►

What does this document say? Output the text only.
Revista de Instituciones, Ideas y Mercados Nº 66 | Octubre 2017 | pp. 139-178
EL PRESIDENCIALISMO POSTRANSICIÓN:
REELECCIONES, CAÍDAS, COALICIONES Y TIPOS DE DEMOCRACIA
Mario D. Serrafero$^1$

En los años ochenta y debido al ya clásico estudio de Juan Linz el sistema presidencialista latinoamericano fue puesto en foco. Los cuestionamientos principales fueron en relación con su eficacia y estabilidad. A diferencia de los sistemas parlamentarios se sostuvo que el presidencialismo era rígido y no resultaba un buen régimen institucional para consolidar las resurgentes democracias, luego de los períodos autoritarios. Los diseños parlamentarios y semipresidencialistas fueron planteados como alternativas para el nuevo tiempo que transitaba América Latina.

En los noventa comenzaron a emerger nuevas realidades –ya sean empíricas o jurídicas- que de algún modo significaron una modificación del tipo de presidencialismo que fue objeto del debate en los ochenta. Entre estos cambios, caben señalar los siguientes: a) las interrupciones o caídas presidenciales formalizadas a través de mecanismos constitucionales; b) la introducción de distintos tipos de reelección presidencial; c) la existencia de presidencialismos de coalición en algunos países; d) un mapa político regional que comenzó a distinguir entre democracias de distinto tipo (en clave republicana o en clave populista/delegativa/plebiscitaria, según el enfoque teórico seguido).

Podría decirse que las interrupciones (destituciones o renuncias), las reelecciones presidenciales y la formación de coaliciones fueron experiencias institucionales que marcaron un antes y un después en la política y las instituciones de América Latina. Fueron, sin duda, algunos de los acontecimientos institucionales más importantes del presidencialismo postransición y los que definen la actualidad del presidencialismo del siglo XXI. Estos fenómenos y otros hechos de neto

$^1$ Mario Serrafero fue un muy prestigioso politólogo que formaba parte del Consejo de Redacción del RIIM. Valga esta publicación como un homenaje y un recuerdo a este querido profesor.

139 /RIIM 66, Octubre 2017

◄

> Requirement:
Write out the whole listing exactly.

> Full response:
What does this document say? Output the text only.
Revista de Instituciones, Ideas y Mercados Nº 66 | Octubre 2017 | pp. 139-178
EL PRESIDENCIALISMO POSTRANSICIÓN:
REELECCIONES, CAÍDAS, COALICIONES Y TIPOS DE DEMOCRACIA
Mario D. Serrafero$^1$

En los años ochenta y debido al ya clásico estudio de Juan Linz el sistema presidencialista latinoamericano fue puesto en foco. Los cuestionamientos principales fueron en relación con su eficacia y estabilidad. A diferencia de los sistemas parlamentarios se sostuvo que el presidencialismo era rígido y no resultaba un buen régimen institucional para consolidar las resurgentes democracias, luego de los períodos autoritarios. Los diseños parlamentarios y semipresidencialistas fueron planteados como alternativas para el nuevo tiempo que transitaba América Latina.

En los noventa comenzaron a emerger nuevas realidades –ya sean empíricas o jurídicas- que de algún modo significaron una modificación del tipo de presidencialismo que fue objeto del debate en los ochenta. Entre estos cambios, caben señalar los siguientes: a) las interrupciones o caídas presidenciales formalizadas a través de mecanismos constitucionales; b) la introducción de distintos tipos de reelección presidencial; c) la existencia de presidencialismos de coalición en algunos países; d) un mapa político regional que comenzó a distinguir entre democracias de distinto tipo (en clave republicana o en clave populista/delegativa/plebiscitaria, según el enfoque teórico seguido).

Podría decirse que las interrupciones (destituciones o renuncias), las reelecciones presidenciales y la formación de coaliciones fueron experiencias institucionales que marcaron un antes y un después en la política y las instituciones de América Latina. Fueron, sin duda, algunos de los acontecimientos institucionales más importantes del presidencialismo postransición y los que definen la actualidad del presidencialismo del siglo XXI. Estos fenómenos y otros hechos de neto

$^1$ Mario Serrafero fue un muy prestigioso politólogo que formaba parte del Consejo de Redacción del RIIM. Valga esta publicación como un homenaje y un recuerdo a este querido profesor.

139 /RIIM 66, Octubre 2017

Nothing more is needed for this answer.